#### Information given ####

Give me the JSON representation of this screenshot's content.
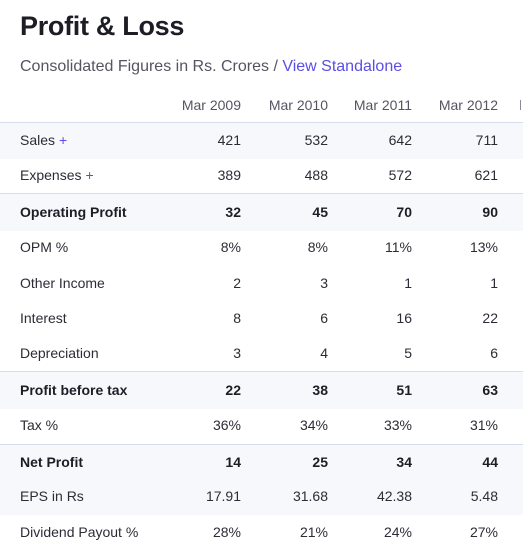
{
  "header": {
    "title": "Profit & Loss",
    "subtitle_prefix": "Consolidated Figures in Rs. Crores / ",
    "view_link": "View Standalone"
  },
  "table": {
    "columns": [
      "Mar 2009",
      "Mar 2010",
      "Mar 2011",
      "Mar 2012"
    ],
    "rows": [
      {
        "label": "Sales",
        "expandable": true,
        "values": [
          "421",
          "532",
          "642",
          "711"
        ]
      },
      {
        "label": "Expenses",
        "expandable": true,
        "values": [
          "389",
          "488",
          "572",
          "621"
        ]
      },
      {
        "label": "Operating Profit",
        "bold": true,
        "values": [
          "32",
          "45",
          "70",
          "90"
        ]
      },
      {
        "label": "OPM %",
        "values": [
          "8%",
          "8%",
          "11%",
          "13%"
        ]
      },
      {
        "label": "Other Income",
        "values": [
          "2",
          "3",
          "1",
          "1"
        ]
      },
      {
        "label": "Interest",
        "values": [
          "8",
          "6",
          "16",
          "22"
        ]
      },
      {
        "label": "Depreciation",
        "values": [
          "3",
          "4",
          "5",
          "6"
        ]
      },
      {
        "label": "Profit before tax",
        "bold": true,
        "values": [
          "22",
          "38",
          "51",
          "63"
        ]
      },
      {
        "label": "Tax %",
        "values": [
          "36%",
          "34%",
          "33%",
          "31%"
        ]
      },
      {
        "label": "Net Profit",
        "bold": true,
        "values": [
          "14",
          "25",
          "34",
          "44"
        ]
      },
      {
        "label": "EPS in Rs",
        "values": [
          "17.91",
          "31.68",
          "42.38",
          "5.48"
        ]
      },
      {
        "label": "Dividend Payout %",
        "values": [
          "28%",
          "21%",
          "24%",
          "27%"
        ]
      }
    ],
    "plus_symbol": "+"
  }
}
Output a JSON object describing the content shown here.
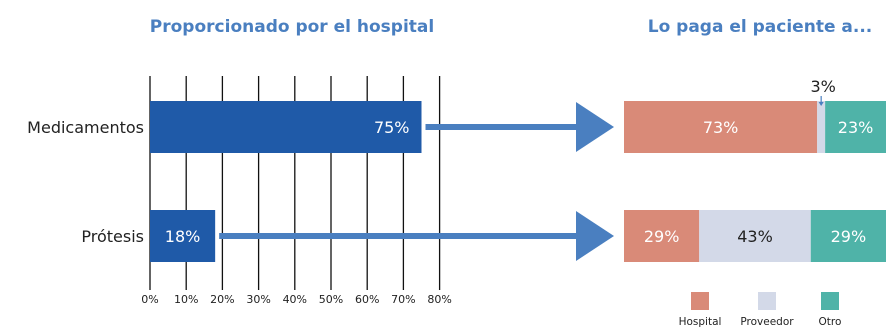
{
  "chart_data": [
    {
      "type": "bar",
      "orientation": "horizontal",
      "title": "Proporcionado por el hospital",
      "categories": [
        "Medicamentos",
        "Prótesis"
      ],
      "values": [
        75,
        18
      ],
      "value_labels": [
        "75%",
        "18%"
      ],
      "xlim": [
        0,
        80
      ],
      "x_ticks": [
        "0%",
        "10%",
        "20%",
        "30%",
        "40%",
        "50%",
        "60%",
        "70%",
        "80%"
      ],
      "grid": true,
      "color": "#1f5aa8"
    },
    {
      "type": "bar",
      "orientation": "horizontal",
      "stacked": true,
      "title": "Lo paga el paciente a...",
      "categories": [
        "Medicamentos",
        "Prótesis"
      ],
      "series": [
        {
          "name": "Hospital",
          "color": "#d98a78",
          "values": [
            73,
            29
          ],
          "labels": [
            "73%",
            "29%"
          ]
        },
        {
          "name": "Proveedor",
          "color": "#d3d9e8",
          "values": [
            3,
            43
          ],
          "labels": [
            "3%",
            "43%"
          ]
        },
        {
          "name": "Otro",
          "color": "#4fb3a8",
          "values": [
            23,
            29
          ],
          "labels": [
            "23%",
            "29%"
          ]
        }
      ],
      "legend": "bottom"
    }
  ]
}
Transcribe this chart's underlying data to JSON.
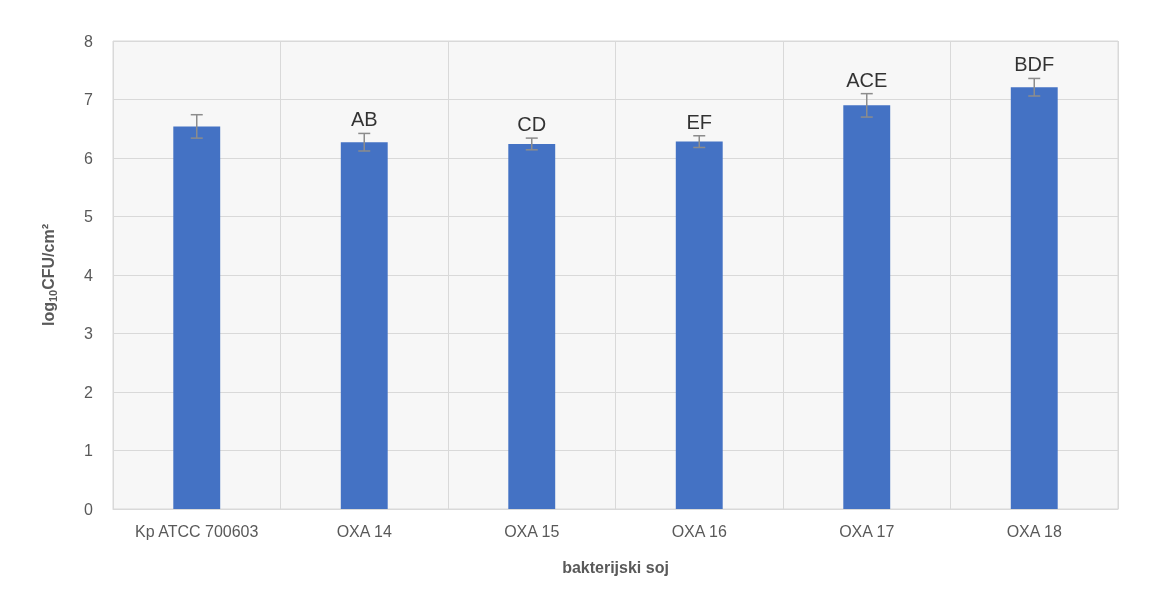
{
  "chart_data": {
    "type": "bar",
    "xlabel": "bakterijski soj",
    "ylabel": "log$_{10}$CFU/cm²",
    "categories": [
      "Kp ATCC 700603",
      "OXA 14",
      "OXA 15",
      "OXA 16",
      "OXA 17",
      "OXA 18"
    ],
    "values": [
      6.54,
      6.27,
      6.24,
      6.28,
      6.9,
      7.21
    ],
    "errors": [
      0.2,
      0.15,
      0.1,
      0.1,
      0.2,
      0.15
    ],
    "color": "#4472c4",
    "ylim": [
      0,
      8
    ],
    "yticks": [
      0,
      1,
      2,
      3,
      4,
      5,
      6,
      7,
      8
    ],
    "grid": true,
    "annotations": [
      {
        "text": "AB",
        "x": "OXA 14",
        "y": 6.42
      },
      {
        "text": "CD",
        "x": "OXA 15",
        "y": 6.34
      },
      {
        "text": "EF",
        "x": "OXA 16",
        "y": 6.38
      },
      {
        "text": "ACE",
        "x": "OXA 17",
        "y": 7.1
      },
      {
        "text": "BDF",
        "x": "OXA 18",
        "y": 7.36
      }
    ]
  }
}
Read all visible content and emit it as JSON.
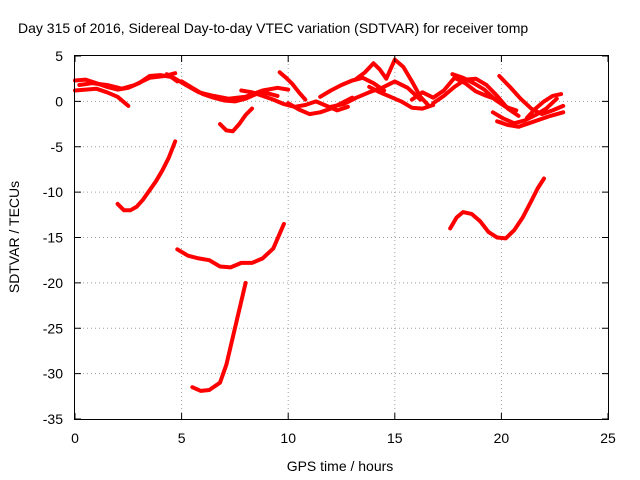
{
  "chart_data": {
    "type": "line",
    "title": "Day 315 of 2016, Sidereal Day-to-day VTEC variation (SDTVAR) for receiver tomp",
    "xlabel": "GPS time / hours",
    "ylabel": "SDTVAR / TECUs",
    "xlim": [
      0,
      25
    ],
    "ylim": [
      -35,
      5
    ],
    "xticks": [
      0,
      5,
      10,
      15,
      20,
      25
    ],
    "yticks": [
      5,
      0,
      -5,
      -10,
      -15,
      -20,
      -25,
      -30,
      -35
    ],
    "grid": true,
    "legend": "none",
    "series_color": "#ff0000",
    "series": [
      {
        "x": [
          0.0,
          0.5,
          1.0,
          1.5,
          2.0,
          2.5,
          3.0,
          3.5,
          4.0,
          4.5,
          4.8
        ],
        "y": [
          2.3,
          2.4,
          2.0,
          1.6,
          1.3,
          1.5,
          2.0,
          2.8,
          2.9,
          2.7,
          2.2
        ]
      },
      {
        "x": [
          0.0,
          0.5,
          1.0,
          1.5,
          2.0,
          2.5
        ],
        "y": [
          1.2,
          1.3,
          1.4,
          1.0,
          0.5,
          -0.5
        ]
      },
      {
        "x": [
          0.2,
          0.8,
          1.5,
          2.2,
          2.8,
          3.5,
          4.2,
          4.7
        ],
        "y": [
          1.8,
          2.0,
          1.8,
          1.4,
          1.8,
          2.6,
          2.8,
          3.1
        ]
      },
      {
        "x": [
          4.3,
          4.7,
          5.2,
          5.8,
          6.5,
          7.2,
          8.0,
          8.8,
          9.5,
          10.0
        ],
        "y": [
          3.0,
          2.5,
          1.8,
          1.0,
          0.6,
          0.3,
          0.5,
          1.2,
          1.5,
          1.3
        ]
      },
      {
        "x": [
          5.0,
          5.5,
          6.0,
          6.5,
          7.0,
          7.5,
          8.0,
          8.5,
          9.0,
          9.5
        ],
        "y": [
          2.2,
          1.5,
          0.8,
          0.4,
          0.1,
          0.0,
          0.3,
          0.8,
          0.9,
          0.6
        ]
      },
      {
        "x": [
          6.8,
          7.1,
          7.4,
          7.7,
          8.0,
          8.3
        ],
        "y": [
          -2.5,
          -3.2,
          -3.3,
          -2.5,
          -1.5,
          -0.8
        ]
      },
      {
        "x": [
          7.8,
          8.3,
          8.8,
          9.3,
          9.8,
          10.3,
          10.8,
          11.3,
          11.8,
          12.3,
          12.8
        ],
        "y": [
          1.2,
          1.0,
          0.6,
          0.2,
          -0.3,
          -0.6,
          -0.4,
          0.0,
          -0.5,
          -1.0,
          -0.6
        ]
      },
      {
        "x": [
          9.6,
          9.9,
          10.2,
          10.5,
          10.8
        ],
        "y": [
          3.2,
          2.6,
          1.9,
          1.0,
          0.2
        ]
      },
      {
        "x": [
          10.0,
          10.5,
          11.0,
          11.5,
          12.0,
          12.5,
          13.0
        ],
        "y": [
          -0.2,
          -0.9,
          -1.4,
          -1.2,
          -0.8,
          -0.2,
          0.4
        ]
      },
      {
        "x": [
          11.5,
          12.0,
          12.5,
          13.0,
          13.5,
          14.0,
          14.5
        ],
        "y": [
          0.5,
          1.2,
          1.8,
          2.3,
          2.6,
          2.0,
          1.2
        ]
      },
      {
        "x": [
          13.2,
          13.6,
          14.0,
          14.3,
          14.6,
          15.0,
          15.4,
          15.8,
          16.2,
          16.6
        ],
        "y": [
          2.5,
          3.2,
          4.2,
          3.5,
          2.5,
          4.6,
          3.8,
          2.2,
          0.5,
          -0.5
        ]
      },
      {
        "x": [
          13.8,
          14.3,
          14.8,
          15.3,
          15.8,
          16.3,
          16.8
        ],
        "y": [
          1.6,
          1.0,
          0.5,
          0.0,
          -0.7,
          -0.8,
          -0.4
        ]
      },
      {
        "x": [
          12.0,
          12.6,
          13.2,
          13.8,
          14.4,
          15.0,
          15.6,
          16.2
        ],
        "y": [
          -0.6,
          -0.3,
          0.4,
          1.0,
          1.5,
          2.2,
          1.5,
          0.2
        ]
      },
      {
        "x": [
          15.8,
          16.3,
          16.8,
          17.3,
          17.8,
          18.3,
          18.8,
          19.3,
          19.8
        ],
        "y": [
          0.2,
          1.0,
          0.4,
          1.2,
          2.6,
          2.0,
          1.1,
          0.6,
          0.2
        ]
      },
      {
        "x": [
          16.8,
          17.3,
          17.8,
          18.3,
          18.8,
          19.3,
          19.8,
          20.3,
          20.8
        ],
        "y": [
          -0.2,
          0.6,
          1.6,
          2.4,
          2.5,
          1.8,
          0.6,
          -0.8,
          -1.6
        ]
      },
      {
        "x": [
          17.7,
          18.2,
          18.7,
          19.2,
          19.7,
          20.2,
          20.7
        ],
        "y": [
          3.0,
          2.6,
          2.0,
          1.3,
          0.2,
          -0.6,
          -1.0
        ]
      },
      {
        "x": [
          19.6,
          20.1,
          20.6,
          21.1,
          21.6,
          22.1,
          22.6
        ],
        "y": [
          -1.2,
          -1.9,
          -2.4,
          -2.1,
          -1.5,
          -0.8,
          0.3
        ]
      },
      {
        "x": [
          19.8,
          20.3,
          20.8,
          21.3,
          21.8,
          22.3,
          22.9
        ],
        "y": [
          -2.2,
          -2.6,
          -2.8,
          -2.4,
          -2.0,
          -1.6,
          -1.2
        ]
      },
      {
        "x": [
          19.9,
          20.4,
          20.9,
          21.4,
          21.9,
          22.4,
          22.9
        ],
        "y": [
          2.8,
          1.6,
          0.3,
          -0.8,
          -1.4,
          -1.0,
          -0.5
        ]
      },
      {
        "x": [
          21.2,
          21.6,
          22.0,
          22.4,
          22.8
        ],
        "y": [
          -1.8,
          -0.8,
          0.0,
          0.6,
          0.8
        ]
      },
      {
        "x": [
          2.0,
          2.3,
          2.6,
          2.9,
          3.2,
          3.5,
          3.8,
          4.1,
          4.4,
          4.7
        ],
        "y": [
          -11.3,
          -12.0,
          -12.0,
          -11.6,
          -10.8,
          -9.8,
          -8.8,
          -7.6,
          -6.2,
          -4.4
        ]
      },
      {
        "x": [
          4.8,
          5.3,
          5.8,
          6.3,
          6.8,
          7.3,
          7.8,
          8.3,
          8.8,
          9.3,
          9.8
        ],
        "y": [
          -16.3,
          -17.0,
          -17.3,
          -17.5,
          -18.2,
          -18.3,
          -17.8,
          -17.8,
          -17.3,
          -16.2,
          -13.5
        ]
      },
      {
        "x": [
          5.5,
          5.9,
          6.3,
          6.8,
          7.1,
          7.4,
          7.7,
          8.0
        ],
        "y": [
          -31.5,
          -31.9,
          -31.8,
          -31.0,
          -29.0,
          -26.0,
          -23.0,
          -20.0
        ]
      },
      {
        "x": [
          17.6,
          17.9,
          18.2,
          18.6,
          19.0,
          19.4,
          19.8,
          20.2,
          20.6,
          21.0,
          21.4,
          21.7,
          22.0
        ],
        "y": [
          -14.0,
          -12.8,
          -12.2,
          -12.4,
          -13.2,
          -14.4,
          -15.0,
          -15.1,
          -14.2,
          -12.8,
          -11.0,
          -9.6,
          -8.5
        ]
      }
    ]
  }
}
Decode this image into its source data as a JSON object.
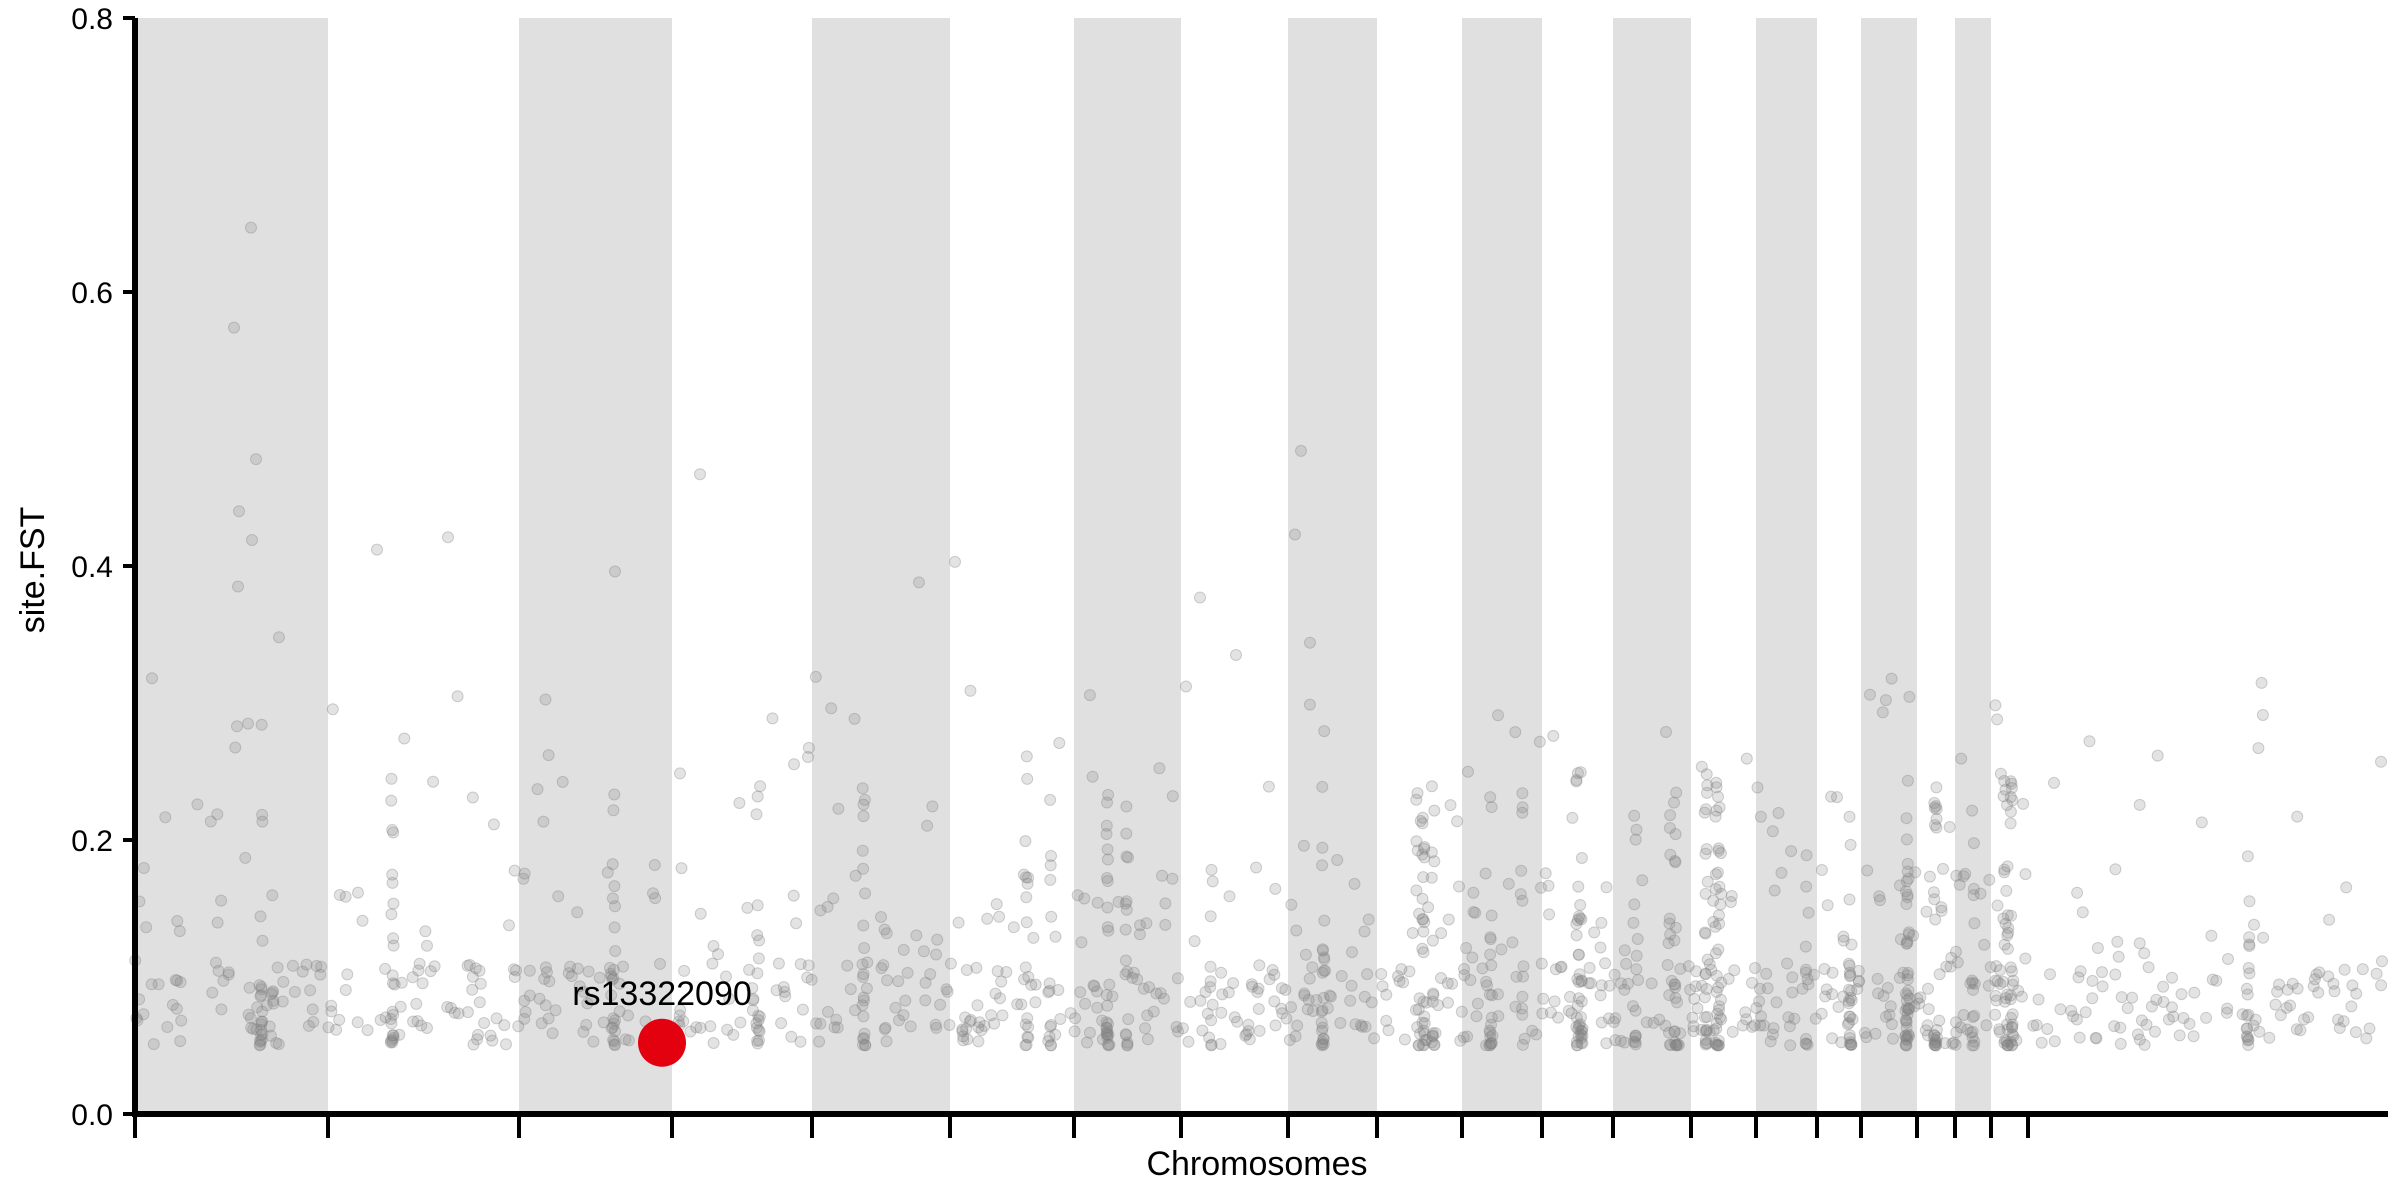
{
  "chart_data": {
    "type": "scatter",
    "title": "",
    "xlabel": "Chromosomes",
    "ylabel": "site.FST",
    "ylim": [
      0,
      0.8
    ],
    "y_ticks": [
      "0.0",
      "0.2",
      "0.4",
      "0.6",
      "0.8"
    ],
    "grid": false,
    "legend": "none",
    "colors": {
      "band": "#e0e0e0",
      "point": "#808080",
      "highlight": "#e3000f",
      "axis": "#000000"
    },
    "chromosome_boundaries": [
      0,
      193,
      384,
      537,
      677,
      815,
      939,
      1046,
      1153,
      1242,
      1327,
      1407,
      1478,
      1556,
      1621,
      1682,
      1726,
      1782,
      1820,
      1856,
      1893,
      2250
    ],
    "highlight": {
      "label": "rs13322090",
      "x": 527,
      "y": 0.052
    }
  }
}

####

Requirements |
Quote exactly the lines from the one that contains "Decode this image" through the end of the listing above, both ends included, leaving out the pictures.

Exercise solution |
Decode this image into its source data as a JSON object.
{
  "chart_data": {
    "type": "scatter",
    "title": "",
    "xlabel": "Chromosomes",
    "ylabel": "site.FST",
    "ylim": [
      0,
      0.8
    ],
    "y_ticks": [
      "0.0",
      "0.2",
      "0.4",
      "0.6",
      "0.8"
    ],
    "grid": false,
    "legend": "none",
    "colors": {
      "band": "#e0e0e0",
      "point": "#808080",
      "highlight": "#e3000f",
      "axis": "#000000"
    },
    "chromosome_boundaries": [
      0,
      193,
      384,
      537,
      677,
      815,
      939,
      1046,
      1153,
      1242,
      1327,
      1407,
      1478,
      1556,
      1621,
      1682,
      1726,
      1782,
      1820,
      1856,
      1893,
      2250
    ],
    "highlight": {
      "label": "rs13322090",
      "x": 527,
      "y": 0.052
    }
  }
}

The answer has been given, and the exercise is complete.